··· DATA FOR THIS TASK

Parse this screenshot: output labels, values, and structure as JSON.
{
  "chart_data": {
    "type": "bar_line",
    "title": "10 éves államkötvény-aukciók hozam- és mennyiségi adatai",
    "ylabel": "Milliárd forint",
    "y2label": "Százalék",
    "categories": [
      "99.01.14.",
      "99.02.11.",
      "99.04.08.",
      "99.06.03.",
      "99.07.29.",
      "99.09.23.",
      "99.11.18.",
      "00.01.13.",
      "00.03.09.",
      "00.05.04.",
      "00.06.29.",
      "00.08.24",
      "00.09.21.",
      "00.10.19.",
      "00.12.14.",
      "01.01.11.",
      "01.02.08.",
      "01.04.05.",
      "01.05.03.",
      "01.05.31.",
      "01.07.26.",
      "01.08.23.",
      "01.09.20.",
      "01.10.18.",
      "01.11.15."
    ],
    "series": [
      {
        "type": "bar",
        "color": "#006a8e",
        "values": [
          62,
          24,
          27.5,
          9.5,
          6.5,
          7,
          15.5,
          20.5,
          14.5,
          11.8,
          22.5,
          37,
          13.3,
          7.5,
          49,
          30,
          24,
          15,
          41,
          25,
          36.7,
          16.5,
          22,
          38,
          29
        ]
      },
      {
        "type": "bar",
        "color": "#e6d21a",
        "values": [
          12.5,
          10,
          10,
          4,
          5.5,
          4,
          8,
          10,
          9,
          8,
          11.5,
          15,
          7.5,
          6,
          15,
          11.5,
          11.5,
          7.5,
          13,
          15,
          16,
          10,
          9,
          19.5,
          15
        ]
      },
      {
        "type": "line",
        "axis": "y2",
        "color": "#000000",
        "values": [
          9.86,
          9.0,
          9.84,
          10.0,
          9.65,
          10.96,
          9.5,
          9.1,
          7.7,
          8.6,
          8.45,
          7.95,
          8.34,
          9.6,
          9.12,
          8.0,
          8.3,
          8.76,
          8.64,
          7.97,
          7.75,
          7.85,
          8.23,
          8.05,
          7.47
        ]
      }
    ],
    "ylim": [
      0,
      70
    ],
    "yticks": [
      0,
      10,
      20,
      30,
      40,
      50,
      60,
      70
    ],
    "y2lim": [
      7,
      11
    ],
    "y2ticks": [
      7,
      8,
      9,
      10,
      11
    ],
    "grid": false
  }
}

······

== TO BE DONE ==
Reproduce the listing shown above in its entirety, exactly.

== RESPONSE TO THE TASK ==
Parse this screenshot: output labels, values, and structure as JSON.
{
  "chart_data": {
    "type": "bar_line",
    "title": "10 éves államkötvény-aukciók hozam- és mennyiségi adatai",
    "ylabel": "Milliárd forint",
    "y2label": "Százalék",
    "categories": [
      "99.01.14.",
      "99.02.11.",
      "99.04.08.",
      "99.06.03.",
      "99.07.29.",
      "99.09.23.",
      "99.11.18.",
      "00.01.13.",
      "00.03.09.",
      "00.05.04.",
      "00.06.29.",
      "00.08.24",
      "00.09.21.",
      "00.10.19.",
      "00.12.14.",
      "01.01.11.",
      "01.02.08.",
      "01.04.05.",
      "01.05.03.",
      "01.05.31.",
      "01.07.26.",
      "01.08.23.",
      "01.09.20.",
      "01.10.18.",
      "01.11.15."
    ],
    "series": [
      {
        "type": "bar",
        "color": "#006a8e",
        "values": [
          62,
          24,
          27.5,
          9.5,
          6.5,
          7,
          15.5,
          20.5,
          14.5,
          11.8,
          22.5,
          37,
          13.3,
          7.5,
          49,
          30,
          24,
          15,
          41,
          25,
          36.7,
          16.5,
          22,
          38,
          29
        ]
      },
      {
        "type": "bar",
        "color": "#e6d21a",
        "values": [
          12.5,
          10,
          10,
          4,
          5.5,
          4,
          8,
          10,
          9,
          8,
          11.5,
          15,
          7.5,
          6,
          15,
          11.5,
          11.5,
          7.5,
          13,
          15,
          16,
          10,
          9,
          19.5,
          15
        ]
      },
      {
        "type": "line",
        "axis": "y2",
        "color": "#000000",
        "values": [
          9.86,
          9.0,
          9.84,
          10.0,
          9.65,
          10.96,
          9.5,
          9.1,
          7.7,
          8.6,
          8.45,
          7.95,
          8.34,
          9.6,
          9.12,
          8.0,
          8.3,
          8.76,
          8.64,
          7.97,
          7.75,
          7.85,
          8.23,
          8.05,
          7.47
        ]
      }
    ],
    "ylim": [
      0,
      70
    ],
    "yticks": [
      0,
      10,
      20,
      30,
      40,
      50,
      60,
      70
    ],
    "y2lim": [
      7,
      11
    ],
    "y2ticks": [
      7,
      8,
      9,
      10,
      11
    ],
    "grid": false
  }
}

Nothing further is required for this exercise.